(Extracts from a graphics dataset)
_ _ _ _

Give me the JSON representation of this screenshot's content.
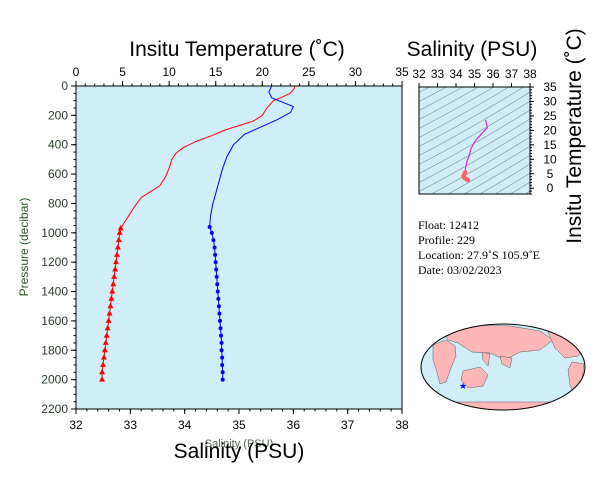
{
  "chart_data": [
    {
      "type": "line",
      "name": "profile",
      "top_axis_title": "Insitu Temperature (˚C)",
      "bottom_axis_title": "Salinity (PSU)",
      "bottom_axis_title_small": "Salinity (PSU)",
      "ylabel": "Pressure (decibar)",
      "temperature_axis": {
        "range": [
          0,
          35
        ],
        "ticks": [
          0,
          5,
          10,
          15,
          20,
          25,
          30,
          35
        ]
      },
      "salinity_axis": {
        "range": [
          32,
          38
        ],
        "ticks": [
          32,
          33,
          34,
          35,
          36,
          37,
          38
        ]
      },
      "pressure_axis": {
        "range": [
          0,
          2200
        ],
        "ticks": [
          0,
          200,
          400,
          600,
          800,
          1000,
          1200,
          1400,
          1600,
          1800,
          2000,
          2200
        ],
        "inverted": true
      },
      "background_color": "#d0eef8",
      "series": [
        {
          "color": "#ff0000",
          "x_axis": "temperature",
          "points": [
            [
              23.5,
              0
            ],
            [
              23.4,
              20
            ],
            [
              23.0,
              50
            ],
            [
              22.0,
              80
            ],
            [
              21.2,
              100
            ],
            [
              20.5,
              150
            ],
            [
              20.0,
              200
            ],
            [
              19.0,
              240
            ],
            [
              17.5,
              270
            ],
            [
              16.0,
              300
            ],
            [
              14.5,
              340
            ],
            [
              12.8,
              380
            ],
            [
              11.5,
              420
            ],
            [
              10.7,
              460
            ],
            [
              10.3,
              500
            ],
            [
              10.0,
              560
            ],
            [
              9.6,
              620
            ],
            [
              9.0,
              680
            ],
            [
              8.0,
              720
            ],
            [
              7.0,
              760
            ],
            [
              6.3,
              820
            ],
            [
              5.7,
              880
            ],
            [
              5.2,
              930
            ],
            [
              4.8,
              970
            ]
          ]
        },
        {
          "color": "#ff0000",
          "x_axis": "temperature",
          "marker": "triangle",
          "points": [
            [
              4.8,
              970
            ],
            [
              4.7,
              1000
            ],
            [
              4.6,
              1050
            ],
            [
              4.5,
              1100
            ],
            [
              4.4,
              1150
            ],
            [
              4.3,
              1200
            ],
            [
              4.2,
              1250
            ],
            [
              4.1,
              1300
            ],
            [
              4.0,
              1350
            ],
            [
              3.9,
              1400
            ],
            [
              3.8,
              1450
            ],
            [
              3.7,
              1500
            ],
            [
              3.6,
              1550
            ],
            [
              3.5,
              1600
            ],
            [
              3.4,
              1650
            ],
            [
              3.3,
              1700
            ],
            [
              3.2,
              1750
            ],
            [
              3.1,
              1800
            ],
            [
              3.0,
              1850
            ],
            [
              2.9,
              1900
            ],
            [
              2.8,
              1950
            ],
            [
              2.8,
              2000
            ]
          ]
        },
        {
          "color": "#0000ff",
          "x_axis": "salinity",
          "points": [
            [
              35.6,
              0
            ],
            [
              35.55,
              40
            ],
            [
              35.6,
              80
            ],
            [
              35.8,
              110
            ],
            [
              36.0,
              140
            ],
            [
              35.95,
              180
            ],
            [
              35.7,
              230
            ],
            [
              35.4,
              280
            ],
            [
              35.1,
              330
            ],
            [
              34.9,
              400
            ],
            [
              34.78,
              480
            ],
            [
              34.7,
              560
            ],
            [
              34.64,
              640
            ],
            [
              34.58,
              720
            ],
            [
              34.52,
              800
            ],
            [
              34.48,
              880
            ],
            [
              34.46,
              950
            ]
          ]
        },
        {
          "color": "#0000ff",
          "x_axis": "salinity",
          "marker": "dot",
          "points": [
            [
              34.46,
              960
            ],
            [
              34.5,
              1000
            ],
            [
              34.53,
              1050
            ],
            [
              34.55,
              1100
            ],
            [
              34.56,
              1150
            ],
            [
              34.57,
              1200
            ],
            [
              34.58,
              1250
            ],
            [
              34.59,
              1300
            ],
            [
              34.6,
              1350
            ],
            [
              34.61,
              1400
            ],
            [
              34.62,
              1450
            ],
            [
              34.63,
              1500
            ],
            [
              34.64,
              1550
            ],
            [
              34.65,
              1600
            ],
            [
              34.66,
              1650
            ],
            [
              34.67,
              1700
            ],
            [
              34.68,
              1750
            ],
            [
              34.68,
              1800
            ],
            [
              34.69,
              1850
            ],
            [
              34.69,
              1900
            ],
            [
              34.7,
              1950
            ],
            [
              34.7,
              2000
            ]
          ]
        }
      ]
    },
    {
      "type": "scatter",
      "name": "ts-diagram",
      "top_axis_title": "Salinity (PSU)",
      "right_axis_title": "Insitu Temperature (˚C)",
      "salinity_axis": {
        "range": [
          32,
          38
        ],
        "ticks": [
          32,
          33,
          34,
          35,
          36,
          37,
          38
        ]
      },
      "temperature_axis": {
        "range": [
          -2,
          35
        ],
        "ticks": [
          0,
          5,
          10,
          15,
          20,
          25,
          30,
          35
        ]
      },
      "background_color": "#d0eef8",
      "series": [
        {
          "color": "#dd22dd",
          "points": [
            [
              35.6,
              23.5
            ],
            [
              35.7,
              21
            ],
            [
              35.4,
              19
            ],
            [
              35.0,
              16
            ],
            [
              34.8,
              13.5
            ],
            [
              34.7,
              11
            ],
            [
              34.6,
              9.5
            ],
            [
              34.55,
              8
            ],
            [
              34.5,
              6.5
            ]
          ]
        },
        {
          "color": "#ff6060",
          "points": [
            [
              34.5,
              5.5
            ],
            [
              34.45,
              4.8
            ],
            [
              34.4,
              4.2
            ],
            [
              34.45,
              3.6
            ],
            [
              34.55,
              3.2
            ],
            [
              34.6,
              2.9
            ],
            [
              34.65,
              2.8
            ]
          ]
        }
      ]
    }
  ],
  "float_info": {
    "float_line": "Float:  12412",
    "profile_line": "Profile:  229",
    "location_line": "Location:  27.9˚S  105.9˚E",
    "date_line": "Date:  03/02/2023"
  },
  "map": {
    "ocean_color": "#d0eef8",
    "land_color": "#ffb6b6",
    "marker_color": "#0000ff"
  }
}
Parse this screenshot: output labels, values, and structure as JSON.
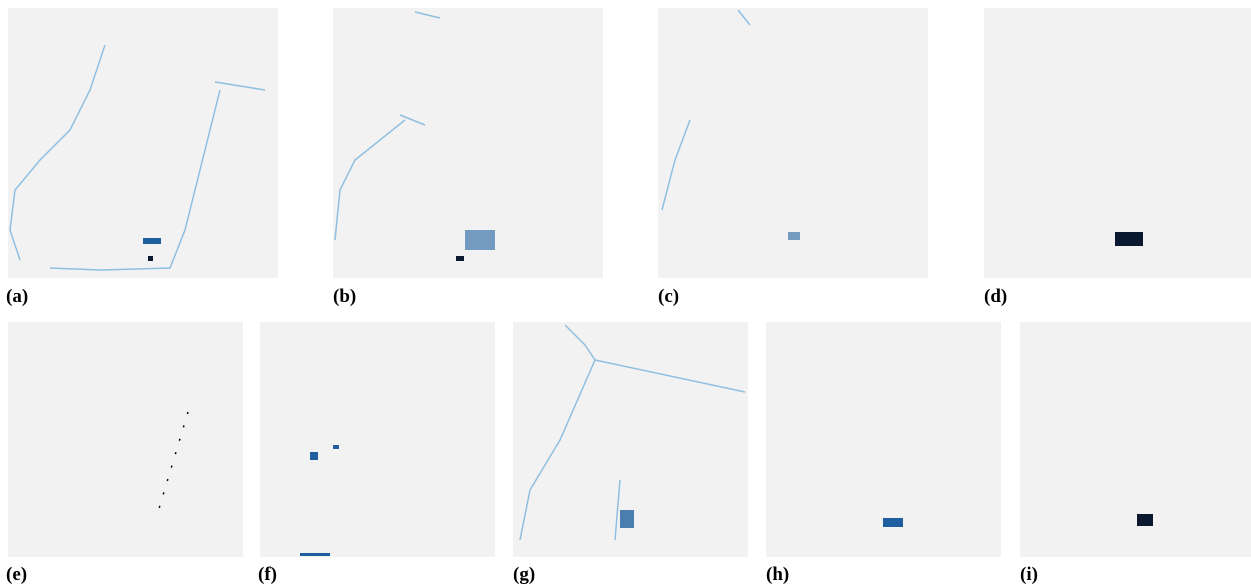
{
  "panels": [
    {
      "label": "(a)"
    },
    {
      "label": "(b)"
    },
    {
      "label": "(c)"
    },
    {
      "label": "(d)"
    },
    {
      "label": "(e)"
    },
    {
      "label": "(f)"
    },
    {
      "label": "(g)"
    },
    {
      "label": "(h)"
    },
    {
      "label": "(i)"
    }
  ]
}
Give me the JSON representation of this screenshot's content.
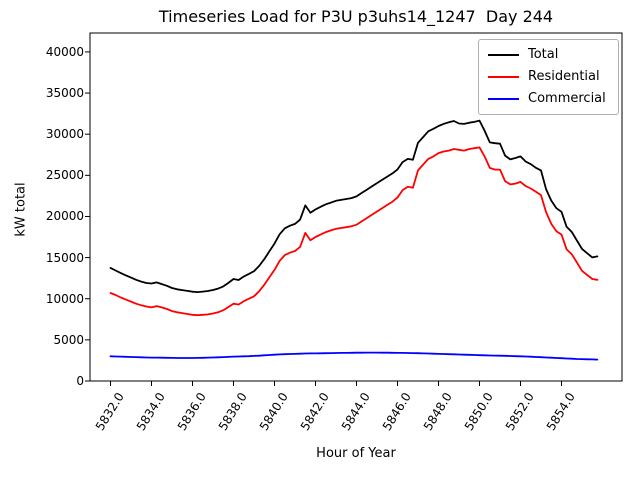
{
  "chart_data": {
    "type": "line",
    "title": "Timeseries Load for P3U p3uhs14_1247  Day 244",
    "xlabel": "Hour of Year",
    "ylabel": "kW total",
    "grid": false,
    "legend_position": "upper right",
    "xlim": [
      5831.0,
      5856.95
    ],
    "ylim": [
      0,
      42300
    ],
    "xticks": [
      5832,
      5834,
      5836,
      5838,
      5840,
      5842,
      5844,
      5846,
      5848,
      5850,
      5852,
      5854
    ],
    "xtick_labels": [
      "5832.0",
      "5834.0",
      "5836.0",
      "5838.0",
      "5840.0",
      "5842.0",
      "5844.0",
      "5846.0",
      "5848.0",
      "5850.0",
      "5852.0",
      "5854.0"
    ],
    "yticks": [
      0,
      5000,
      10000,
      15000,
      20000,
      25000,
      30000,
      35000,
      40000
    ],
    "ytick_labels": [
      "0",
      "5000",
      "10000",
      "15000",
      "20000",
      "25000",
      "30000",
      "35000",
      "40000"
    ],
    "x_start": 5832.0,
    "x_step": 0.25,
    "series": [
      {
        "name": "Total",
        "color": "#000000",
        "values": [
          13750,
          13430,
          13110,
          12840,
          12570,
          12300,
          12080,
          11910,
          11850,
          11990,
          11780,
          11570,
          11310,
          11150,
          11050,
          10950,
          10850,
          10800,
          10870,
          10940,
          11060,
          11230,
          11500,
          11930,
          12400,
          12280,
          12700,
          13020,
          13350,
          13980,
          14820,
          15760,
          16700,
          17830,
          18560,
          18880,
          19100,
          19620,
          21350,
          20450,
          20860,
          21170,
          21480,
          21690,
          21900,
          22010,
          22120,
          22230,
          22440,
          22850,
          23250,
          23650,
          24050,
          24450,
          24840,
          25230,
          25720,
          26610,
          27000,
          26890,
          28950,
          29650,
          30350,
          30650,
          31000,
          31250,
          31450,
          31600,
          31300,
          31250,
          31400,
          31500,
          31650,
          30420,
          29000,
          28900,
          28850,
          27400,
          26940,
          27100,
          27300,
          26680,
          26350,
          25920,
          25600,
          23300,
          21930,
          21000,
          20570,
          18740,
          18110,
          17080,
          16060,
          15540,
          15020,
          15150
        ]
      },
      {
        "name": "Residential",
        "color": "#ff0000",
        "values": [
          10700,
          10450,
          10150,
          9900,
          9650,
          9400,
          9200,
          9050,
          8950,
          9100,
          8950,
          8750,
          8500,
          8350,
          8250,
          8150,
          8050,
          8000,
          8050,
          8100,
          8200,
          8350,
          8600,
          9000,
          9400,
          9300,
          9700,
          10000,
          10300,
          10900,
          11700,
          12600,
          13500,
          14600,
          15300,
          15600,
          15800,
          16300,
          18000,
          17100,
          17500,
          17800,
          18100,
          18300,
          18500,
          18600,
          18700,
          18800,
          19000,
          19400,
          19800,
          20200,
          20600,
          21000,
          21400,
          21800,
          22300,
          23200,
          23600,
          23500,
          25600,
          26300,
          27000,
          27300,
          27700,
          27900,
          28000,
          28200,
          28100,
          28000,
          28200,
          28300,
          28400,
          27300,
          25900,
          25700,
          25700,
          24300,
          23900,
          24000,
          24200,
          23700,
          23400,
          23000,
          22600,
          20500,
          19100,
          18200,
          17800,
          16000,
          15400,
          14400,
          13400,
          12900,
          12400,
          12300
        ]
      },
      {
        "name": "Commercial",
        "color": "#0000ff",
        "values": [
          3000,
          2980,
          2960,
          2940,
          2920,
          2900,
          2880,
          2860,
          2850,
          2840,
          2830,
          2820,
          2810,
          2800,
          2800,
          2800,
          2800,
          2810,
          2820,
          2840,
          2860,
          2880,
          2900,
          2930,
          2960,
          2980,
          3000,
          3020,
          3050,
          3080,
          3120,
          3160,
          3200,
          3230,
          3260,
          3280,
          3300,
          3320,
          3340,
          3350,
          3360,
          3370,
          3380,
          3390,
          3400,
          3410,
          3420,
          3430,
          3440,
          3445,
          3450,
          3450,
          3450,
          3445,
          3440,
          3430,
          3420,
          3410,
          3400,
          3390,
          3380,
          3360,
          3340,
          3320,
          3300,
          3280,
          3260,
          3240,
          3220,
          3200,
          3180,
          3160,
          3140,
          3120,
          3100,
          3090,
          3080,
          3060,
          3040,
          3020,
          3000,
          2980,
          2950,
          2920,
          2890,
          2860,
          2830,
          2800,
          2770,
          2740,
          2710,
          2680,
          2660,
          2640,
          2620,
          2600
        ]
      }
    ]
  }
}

_ _ _ _

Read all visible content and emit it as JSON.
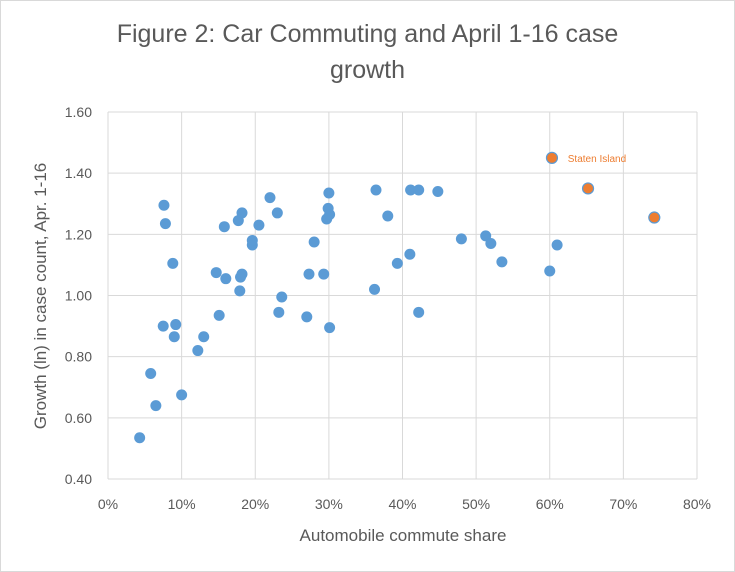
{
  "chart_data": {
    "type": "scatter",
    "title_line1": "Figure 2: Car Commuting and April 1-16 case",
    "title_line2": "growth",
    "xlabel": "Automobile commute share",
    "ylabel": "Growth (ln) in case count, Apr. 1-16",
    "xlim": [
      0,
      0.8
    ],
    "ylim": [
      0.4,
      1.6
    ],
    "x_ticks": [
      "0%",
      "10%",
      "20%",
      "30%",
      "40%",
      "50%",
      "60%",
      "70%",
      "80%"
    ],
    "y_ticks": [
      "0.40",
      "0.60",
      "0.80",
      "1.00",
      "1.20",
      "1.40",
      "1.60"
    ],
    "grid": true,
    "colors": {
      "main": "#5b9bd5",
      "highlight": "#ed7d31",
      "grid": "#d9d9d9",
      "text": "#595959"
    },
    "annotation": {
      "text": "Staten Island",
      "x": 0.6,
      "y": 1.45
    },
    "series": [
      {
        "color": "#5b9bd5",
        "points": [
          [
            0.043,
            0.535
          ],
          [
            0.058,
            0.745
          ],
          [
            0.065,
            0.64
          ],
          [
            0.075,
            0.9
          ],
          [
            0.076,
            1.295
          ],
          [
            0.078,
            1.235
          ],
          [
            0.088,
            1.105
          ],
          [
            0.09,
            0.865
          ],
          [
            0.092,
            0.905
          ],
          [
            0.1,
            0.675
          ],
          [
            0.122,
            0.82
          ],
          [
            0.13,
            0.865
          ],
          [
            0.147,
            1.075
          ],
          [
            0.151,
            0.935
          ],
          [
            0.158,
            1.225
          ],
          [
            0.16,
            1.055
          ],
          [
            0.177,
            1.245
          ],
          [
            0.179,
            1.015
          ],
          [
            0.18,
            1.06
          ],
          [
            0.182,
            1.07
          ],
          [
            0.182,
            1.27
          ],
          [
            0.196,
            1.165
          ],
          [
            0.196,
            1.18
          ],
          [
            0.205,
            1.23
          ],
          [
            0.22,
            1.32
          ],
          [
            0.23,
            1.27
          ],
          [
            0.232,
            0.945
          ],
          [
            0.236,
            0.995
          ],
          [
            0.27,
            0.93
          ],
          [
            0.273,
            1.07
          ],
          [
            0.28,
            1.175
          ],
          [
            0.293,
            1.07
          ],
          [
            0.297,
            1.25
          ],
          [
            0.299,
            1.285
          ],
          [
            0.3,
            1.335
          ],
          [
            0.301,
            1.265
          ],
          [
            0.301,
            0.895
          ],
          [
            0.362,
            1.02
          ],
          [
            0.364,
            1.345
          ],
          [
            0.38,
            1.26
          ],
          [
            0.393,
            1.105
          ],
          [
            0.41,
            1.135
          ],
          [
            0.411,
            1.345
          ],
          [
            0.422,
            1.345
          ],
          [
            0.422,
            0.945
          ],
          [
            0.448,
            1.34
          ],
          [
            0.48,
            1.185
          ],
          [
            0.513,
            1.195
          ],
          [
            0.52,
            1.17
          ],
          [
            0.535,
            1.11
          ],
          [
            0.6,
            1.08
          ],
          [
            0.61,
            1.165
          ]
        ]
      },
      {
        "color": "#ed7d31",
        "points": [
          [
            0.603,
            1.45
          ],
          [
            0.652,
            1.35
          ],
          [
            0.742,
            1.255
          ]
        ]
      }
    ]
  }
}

_ _ _ _

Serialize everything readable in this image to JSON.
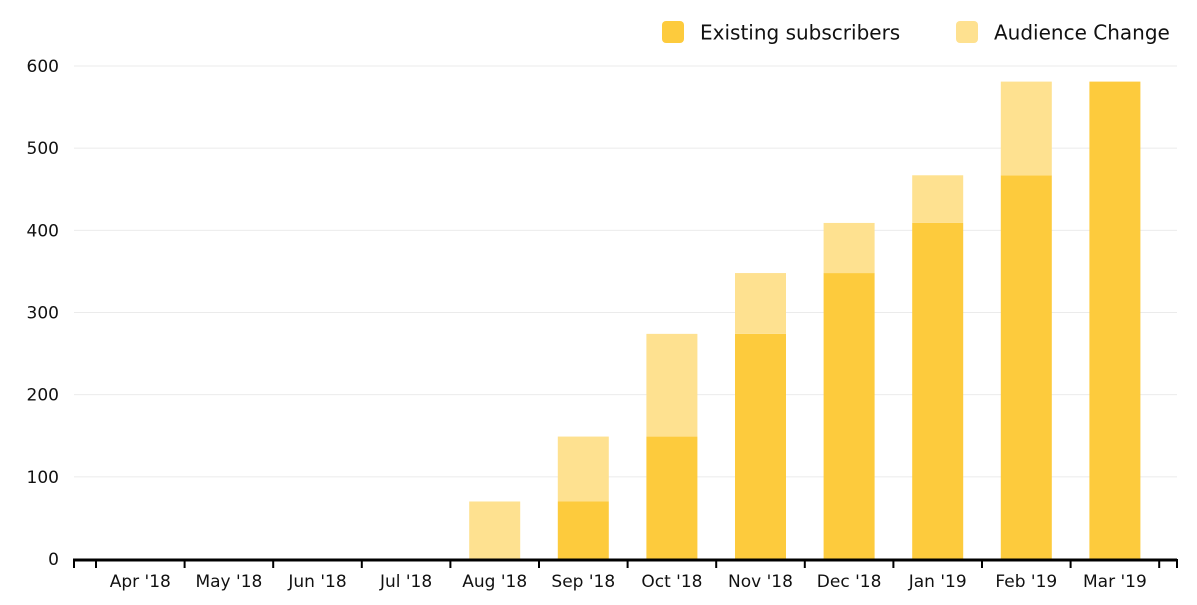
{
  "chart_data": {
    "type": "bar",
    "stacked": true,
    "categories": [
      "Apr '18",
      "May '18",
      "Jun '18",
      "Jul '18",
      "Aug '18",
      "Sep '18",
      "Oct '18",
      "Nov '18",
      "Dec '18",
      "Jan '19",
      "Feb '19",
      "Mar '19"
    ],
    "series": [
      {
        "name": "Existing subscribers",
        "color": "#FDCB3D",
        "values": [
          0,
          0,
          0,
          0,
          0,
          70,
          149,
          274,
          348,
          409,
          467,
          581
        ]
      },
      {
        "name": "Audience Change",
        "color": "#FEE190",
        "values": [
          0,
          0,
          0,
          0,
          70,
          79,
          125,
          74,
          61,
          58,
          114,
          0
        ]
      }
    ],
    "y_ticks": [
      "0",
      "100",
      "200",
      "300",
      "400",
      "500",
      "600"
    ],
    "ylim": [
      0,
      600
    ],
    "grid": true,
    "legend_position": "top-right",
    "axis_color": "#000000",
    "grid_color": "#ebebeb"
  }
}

_ _ _ _

Work to complete: From the listing above, copy every line that includes the word "case".

Answer to the exercise:
    "title_line1": "Figure 2: Car Commuting and April 1-16 case",
    "ylabel": "Growth (ln) in case count, Apr. 1-16",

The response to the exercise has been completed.